= Supplied text =

The monks of Cîteaux used this walled vineyard as their source of white wine for 700 years before the Revolution; it has remained planted to white grapes and remained intact, now in the hands of the Boisset family. The parcel is across the road from Clos Vougeot, northeast of the entrance to the château; the 7.53 acres of chardonnay, along with a little pinot gris and blanc, grow in white, calcareous soils, producing an ornate wine, saturated with honey and mineral power. It’s creamy and taut, needing time to show its layers of flavor, a sophisticate white take on Vougeot.
Vougeot 1er Cru “Le Clos Blanc de Vougeot” Monopole Reviews
This intense, powerful white is marked by citronella, hazelnut, peach and Matchstick aromas and flavors. Settles down on the palate, building to a long finish of lemon, stone and saline notes and revealing pedigree on the length. Best from 2023 through 2030. 1,240 cases made, 100 cases imported.
Three tries were made through the vineyard to make the 2020 Vougeot 1er Cru Le Clos Blanc de Vougeot this year due to differing ripening levels. Orchard fruit, touches of petrichor on the nose, this is quite Puligny-like in style. The palate is well balanced with a fine bead of acidity, though it just needs a touch of tension and mineralité on the finish. But this is fine overall.
This intense, powerful white is marked by citronella, hazelnut, peach and Matchstick aromas and flavors. Settles down on the palate, building to a long finish of lemon, stone and saline notes and revealing pedigree on the length. Best from 2023 through 2030. —B.S.
The Boisset family owns some of the rare chardonnay vines in Vougeot, farming them under biodynamics and consistently producing distinctly delicious white Burgundy from the Côte de Nuits. Of the 74 plots covering 104 acres, this monopole, across a small road to the north of Clos de Vougeot, is its most prized. Jasper Morris, MW, in an article for this magazine (October 2012), compared the soil at this site to that of Vougeraie’s holding directly across the road, where pinot noir is planted in the Clos de Vougeot: “The Clos Blanc is much lighter in color, with more chips of limestone evident. The underlying rock is different too, being an unusual salmon pink conglomerate of the Oligocene period, not seen in Clos de Vougeot or other adjoining vineyards.” The monks who are said to have planted this site to white grapes in 1110 would have probably donned sunglasses to taste this 2015. It’s powerfully compressed, blinding in its white-lime acidity, a cool, crisp evocation of the soil. Flinty in its youthful reduction, there’s something ineffably refreshing about this wine.

= Task list =
**1.** List every grape variety named in the text about the Clos Blanc de Vougeot.
**2.** Continue the text about the Clos Blanc de Vougeot, picking up after its final sentence.

= Items from a data source =
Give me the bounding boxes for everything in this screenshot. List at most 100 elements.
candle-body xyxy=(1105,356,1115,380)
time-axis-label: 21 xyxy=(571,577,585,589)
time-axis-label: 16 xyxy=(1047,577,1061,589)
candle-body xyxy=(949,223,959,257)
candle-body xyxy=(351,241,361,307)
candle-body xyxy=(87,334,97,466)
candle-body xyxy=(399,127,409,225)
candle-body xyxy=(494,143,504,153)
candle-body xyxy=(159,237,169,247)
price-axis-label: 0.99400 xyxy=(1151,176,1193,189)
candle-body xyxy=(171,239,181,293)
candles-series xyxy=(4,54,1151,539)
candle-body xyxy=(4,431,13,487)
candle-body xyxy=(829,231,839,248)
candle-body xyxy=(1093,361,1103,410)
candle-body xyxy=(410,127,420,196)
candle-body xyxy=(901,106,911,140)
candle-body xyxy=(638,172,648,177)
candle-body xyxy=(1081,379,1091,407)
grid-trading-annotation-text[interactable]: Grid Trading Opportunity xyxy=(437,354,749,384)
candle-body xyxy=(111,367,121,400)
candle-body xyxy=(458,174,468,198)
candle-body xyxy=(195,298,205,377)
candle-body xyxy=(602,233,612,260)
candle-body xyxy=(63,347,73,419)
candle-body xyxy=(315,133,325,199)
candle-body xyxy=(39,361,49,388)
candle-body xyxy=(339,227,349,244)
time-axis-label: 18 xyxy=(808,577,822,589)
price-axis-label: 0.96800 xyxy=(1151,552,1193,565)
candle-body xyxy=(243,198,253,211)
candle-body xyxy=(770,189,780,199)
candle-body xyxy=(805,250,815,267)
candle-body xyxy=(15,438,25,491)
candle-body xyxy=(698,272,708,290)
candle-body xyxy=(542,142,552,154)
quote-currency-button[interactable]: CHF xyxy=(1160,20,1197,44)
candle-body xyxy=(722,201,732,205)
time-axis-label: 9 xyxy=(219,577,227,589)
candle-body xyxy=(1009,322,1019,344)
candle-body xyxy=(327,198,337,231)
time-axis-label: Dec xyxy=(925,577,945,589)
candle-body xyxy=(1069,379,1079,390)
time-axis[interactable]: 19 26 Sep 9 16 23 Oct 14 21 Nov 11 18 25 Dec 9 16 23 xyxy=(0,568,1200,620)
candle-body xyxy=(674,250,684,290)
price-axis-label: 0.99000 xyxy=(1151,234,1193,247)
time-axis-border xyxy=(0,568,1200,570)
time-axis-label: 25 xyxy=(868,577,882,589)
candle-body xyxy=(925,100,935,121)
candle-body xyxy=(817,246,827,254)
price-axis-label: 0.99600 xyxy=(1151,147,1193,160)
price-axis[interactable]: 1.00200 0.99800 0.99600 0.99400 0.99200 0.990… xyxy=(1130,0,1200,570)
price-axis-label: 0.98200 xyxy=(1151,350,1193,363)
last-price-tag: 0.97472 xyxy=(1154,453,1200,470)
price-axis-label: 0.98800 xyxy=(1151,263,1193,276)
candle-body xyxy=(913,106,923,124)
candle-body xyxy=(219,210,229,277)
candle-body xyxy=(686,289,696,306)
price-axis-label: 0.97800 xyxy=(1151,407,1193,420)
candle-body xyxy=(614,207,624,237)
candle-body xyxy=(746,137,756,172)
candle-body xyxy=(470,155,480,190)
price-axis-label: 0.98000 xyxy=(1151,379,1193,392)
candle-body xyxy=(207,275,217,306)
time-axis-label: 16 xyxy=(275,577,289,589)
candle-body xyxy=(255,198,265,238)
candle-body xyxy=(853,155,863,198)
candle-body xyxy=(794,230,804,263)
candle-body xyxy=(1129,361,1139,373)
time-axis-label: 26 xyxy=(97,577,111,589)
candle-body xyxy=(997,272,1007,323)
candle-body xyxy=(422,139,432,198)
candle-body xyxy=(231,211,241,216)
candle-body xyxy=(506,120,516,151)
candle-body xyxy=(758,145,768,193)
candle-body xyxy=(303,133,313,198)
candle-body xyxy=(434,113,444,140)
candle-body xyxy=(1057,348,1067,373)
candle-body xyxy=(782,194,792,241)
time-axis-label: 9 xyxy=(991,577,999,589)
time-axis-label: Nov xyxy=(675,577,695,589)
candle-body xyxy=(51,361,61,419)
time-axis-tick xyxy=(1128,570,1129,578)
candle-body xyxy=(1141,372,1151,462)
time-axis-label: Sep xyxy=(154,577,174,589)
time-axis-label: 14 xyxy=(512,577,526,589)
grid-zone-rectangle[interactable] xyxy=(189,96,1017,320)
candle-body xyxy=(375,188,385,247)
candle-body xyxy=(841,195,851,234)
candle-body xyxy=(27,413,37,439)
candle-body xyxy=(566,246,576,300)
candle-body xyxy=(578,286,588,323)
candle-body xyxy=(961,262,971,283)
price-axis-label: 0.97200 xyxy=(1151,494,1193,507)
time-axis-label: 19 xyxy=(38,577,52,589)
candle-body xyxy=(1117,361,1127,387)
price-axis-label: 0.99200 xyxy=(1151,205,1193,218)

= Task results =
**1.** chardonnay, pinot gris, pinot blanc, pinot noir

**2.**
Lime and lime blossom aromas lead off, with apple, lemon and spice notes underneath. Though on the slim, linear side, this is balanced and ends with a chalky feel. Drink now through 2019. —B.S.
This historic 5.63 acres of white grapes provided monks with their white wine at the Clos de Vougeot. The Boisset family has farmed the site under biodynamics since 2001, mainly chardonnay (95 percent), with a little pinot gris and blanc in the mix. That farming as well as the quality of the terroir both play a role in the performance of this wine at such a high level through two significantly different vintages, in 2013 and 2012 (below). The 2013 emphasizes kinetic energy, a fragrant chardonnay that washes over the palate like a river of stones. The depth and density of flavor is more about pale earthiness than fruit, the texture broad and lush, the firm finish hinting at spice. Sophisticated and elegant, this will gain from five years or more in the cellar.
More restricted and tense than the 2013, and more aristocratic as well, this starts out with floral notes of white roses, orange pith and lime pith, presented with red-wine intensity. Earthy and sleek, this opens with air to briny minerality, while remaining tightly clenched. A touch of sweetness fleshes out the structural grip, hinting at the roseate flavors that should develop with bottle age. This has the energy to last.
The 2014 Vougeot 1er Cru le Clos Blanc has a clean and detailed, granite and smoke-scented bouquet that is austere at first, but finds its voice with aeration. The palate is rounded and harmonious on the entry with touches of tinned peach and nectarine, a keen line of acidity and nicely integrated oak just filling out the finish. Give it a year or two once in bottle - it will be a very fine Vougeot.